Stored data
====
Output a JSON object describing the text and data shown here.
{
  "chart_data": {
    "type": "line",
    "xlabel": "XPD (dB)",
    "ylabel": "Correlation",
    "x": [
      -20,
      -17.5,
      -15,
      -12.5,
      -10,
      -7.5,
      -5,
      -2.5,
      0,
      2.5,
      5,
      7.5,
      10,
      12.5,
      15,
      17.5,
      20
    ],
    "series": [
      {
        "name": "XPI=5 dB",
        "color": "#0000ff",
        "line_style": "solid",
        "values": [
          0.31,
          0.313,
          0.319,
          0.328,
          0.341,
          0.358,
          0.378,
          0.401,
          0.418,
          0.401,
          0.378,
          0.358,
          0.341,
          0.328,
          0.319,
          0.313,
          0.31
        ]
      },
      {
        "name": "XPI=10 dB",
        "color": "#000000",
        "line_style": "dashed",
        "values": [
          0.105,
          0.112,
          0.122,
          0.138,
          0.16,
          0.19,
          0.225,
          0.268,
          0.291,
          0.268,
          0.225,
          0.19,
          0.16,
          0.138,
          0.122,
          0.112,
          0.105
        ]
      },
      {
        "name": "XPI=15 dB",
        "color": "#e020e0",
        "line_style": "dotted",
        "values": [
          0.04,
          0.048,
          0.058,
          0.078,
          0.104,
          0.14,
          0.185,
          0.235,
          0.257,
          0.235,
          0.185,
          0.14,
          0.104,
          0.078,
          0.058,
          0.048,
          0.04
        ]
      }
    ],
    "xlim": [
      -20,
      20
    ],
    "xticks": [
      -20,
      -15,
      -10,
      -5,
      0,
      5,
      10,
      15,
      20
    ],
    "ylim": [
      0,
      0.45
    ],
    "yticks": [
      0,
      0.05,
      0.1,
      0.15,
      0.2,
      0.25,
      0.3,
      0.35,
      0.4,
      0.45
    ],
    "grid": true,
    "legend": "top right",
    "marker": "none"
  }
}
====
* [Aim]
Reproduce the whole listing word for word.

* [Solution below]
Output a JSON object describing the text and data shown here.
{
  "chart_data": {
    "type": "line",
    "xlabel": "XPD (dB)",
    "ylabel": "Correlation",
    "x": [
      -20,
      -17.5,
      -15,
      -12.5,
      -10,
      -7.5,
      -5,
      -2.5,
      0,
      2.5,
      5,
      7.5,
      10,
      12.5,
      15,
      17.5,
      20
    ],
    "series": [
      {
        "name": "XPI=5 dB",
        "color": "#0000ff",
        "line_style": "solid",
        "values": [
          0.31,
          0.313,
          0.319,
          0.328,
          0.341,
          0.358,
          0.378,
          0.401,
          0.418,
          0.401,
          0.378,
          0.358,
          0.341,
          0.328,
          0.319,
          0.313,
          0.31
        ]
      },
      {
        "name": "XPI=10 dB",
        "color": "#000000",
        "line_style": "dashed",
        "values": [
          0.105,
          0.112,
          0.122,
          0.138,
          0.16,
          0.19,
          0.225,
          0.268,
          0.291,
          0.268,
          0.225,
          0.19,
          0.16,
          0.138,
          0.122,
          0.112,
          0.105
        ]
      },
      {
        "name": "XPI=15 dB",
        "color": "#e020e0",
        "line_style": "dotted",
        "values": [
          0.04,
          0.048,
          0.058,
          0.078,
          0.104,
          0.14,
          0.185,
          0.235,
          0.257,
          0.235,
          0.185,
          0.14,
          0.104,
          0.078,
          0.058,
          0.048,
          0.04
        ]
      }
    ],
    "xlim": [
      -20,
      20
    ],
    "xticks": [
      -20,
      -15,
      -10,
      -5,
      0,
      5,
      10,
      15,
      20
    ],
    "ylim": [
      0,
      0.45
    ],
    "yticks": [
      0,
      0.05,
      0.1,
      0.15,
      0.2,
      0.25,
      0.3,
      0.35,
      0.4,
      0.45
    ],
    "grid": true,
    "legend": "top right",
    "marker": "none"
  }
}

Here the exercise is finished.